(WORK REQUIRED): Reproduce this listing in full.
------------------------------
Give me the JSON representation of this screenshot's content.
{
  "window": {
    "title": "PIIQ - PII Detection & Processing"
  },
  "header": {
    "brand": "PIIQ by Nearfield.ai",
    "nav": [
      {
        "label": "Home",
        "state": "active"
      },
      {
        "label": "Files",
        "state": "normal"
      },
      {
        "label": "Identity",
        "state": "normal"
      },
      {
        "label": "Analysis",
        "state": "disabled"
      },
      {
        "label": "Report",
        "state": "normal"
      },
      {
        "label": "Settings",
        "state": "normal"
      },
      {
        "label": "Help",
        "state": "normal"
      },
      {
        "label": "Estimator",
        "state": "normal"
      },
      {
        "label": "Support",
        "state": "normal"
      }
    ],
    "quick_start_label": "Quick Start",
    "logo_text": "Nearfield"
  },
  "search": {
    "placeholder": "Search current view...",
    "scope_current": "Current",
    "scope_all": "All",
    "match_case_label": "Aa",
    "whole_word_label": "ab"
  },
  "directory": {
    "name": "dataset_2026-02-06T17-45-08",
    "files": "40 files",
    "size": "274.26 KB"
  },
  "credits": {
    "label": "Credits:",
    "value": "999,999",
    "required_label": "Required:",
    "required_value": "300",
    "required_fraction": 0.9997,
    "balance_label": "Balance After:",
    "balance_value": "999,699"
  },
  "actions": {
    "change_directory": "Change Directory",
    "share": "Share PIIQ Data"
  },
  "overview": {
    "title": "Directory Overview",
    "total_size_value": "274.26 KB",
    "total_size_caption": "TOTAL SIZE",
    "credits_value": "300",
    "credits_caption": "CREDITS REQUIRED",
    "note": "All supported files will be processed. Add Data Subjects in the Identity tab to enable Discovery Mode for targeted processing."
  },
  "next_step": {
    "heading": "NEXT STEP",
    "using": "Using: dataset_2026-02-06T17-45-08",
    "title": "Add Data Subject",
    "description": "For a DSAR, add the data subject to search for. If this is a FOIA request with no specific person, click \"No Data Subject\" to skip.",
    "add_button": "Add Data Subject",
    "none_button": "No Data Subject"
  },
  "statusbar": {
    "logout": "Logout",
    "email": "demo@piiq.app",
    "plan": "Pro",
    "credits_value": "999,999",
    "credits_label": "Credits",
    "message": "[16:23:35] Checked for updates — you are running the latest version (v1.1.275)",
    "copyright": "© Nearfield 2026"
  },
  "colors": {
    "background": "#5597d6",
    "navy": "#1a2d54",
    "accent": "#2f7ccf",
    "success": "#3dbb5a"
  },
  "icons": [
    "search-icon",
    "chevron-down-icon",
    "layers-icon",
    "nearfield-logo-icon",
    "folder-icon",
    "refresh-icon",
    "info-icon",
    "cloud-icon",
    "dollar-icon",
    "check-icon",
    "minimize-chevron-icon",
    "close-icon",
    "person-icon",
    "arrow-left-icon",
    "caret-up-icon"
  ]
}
------------------------------
(IN RESPONSE):
Give me the JSON representation of this screenshot's content.
{
  "window": {
    "title": "PIIQ - PII Detection & Processing"
  },
  "header": {
    "brand": "PIIQ by Nearfield.ai",
    "nav": [
      {
        "label": "Home",
        "state": "active"
      },
      {
        "label": "Files",
        "state": "normal"
      },
      {
        "label": "Identity",
        "state": "normal"
      },
      {
        "label": "Analysis",
        "state": "disabled"
      },
      {
        "label": "Report",
        "state": "normal"
      },
      {
        "label": "Settings",
        "state": "normal"
      },
      {
        "label": "Help",
        "state": "normal"
      },
      {
        "label": "Estimator",
        "state": "normal"
      },
      {
        "label": "Support",
        "state": "normal"
      }
    ],
    "quick_start_label": "Quick Start",
    "logo_text": "Nearfield"
  },
  "search": {
    "placeholder": "Search current view...",
    "scope_current": "Current",
    "scope_all": "All",
    "match_case_label": "Aa",
    "whole_word_label": "ab"
  },
  "directory": {
    "name": "dataset_2026-02-06T17-45-08",
    "files": "40 files",
    "size": "274.26 KB"
  },
  "credits": {
    "label": "Credits:",
    "value": "999,999",
    "required_label": "Required:",
    "required_value": "300",
    "required_fraction": 0.9997,
    "balance_label": "Balance After:",
    "balance_value": "999,699"
  },
  "actions": {
    "change_directory": "Change Directory",
    "share": "Share PIIQ Data"
  },
  "overview": {
    "title": "Directory Overview",
    "total_size_value": "274.26 KB",
    "total_size_caption": "TOTAL SIZE",
    "credits_value": "300",
    "credits_caption": "CREDITS REQUIRED",
    "note": "All supported files will be processed. Add Data Subjects in the Identity tab to enable Discovery Mode for targeted processing."
  },
  "next_step": {
    "heading": "NEXT STEP",
    "using": "Using: dataset_2026-02-06T17-45-08",
    "title": "Add Data Subject",
    "description": "For a DSAR, add the data subject to search for. If this is a FOIA request with no specific person, click \"No Data Subject\" to skip.",
    "add_button": "Add Data Subject",
    "none_button": "No Data Subject"
  },
  "statusbar": {
    "logout": "Logout",
    "email": "demo@piiq.app",
    "plan": "Pro",
    "credits_value": "999,999",
    "credits_label": "Credits",
    "message": "[16:23:35] Checked for updates — you are running the latest version (v1.1.275)",
    "copyright": "© Nearfield 2026"
  },
  "colors": {
    "background": "#5597d6",
    "navy": "#1a2d54",
    "accent": "#2f7ccf",
    "success": "#3dbb5a"
  },
  "icons": [
    "search-icon",
    "chevron-down-icon",
    "layers-icon",
    "nearfield-logo-icon",
    "folder-icon",
    "refresh-icon",
    "info-icon",
    "cloud-icon",
    "dollar-icon",
    "check-icon",
    "minimize-chevron-icon",
    "close-icon",
    "person-icon",
    "arrow-left-icon",
    "caret-up-icon"
  ]
}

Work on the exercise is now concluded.